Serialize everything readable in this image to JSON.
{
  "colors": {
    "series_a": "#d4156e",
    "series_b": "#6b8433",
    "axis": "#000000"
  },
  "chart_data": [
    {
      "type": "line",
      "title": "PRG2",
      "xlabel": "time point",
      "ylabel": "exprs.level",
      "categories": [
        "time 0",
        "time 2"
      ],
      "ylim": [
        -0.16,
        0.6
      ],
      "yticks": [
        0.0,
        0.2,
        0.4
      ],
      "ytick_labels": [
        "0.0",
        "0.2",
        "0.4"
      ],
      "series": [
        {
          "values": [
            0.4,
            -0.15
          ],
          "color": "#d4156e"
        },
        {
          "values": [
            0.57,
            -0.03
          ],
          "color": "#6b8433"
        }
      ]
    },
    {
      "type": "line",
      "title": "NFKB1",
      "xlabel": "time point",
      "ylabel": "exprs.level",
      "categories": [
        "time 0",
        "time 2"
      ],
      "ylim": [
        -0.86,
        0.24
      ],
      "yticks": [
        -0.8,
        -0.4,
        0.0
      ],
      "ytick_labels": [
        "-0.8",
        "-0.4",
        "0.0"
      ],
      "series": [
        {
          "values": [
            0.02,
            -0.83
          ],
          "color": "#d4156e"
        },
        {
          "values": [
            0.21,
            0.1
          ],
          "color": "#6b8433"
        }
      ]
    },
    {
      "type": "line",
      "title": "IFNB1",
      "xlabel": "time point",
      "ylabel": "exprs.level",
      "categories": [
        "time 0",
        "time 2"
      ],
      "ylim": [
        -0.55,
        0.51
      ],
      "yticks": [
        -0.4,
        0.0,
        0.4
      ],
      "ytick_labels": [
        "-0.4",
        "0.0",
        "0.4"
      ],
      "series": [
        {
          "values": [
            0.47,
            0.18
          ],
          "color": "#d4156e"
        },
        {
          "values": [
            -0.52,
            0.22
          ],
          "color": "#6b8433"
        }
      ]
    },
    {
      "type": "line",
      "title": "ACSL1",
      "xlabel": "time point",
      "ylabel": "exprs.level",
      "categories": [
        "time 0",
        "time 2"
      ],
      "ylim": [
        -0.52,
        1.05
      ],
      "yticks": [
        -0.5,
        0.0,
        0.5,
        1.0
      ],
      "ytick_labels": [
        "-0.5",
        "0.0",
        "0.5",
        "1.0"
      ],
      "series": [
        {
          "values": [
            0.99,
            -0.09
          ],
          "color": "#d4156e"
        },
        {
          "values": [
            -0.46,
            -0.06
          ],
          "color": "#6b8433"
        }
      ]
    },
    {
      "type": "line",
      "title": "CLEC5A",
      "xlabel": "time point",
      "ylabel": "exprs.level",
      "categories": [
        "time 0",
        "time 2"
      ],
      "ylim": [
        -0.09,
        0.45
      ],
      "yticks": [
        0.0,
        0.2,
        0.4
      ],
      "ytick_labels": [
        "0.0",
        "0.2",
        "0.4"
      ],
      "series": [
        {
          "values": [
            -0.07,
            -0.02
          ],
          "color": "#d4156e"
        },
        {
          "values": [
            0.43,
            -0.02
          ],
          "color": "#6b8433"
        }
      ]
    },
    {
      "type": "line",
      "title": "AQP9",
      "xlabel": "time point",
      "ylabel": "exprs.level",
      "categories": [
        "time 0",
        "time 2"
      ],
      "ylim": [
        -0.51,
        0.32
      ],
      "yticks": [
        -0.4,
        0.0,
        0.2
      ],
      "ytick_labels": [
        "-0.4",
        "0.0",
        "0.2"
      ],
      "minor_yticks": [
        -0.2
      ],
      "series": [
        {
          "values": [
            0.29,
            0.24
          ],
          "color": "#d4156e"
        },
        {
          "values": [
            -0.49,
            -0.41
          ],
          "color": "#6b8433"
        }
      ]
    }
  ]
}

•••

[Work to be completed] Write out every entry verbatim.

[Result]
Serialize everything readable in this image to JSON.
{
  "colors": {
    "series_a": "#d4156e",
    "series_b": "#6b8433",
    "axis": "#000000"
  },
  "chart_data": [
    {
      "type": "line",
      "title": "PRG2",
      "xlabel": "time point",
      "ylabel": "exprs.level",
      "categories": [
        "time 0",
        "time 2"
      ],
      "ylim": [
        -0.16,
        0.6
      ],
      "yticks": [
        0.0,
        0.2,
        0.4
      ],
      "ytick_labels": [
        "0.0",
        "0.2",
        "0.4"
      ],
      "series": [
        {
          "values": [
            0.4,
            -0.15
          ],
          "color": "#d4156e"
        },
        {
          "values": [
            0.57,
            -0.03
          ],
          "color": "#6b8433"
        }
      ]
    },
    {
      "type": "line",
      "title": "NFKB1",
      "xlabel": "time point",
      "ylabel": "exprs.level",
      "categories": [
        "time 0",
        "time 2"
      ],
      "ylim": [
        -0.86,
        0.24
      ],
      "yticks": [
        -0.8,
        -0.4,
        0.0
      ],
      "ytick_labels": [
        "-0.8",
        "-0.4",
        "0.0"
      ],
      "series": [
        {
          "values": [
            0.02,
            -0.83
          ],
          "color": "#d4156e"
        },
        {
          "values": [
            0.21,
            0.1
          ],
          "color": "#6b8433"
        }
      ]
    },
    {
      "type": "line",
      "title": "IFNB1",
      "xlabel": "time point",
      "ylabel": "exprs.level",
      "categories": [
        "time 0",
        "time 2"
      ],
      "ylim": [
        -0.55,
        0.51
      ],
      "yticks": [
        -0.4,
        0.0,
        0.4
      ],
      "ytick_labels": [
        "-0.4",
        "0.0",
        "0.4"
      ],
      "series": [
        {
          "values": [
            0.47,
            0.18
          ],
          "color": "#d4156e"
        },
        {
          "values": [
            -0.52,
            0.22
          ],
          "color": "#6b8433"
        }
      ]
    },
    {
      "type": "line",
      "title": "ACSL1",
      "xlabel": "time point",
      "ylabel": "exprs.level",
      "categories": [
        "time 0",
        "time 2"
      ],
      "ylim": [
        -0.52,
        1.05
      ],
      "yticks": [
        -0.5,
        0.0,
        0.5,
        1.0
      ],
      "ytick_labels": [
        "-0.5",
        "0.0",
        "0.5",
        "1.0"
      ],
      "series": [
        {
          "values": [
            0.99,
            -0.09
          ],
          "color": "#d4156e"
        },
        {
          "values": [
            -0.46,
            -0.06
          ],
          "color": "#6b8433"
        }
      ]
    },
    {
      "type": "line",
      "title": "CLEC5A",
      "xlabel": "time point",
      "ylabel": "exprs.level",
      "categories": [
        "time 0",
        "time 2"
      ],
      "ylim": [
        -0.09,
        0.45
      ],
      "yticks": [
        0.0,
        0.2,
        0.4
      ],
      "ytick_labels": [
        "0.0",
        "0.2",
        "0.4"
      ],
      "series": [
        {
          "values": [
            -0.07,
            -0.02
          ],
          "color": "#d4156e"
        },
        {
          "values": [
            0.43,
            -0.02
          ],
          "color": "#6b8433"
        }
      ]
    },
    {
      "type": "line",
      "title": "AQP9",
      "xlabel": "time point",
      "ylabel": "exprs.level",
      "categories": [
        "time 0",
        "time 2"
      ],
      "ylim": [
        -0.51,
        0.32
      ],
      "yticks": [
        -0.4,
        0.0,
        0.2
      ],
      "ytick_labels": [
        "-0.4",
        "0.0",
        "0.2"
      ],
      "minor_yticks": [
        -0.2
      ],
      "series": [
        {
          "values": [
            0.29,
            0.24
          ],
          "color": "#d4156e"
        },
        {
          "values": [
            -0.49,
            -0.41
          ],
          "color": "#6b8433"
        }
      ]
    }
  ]
}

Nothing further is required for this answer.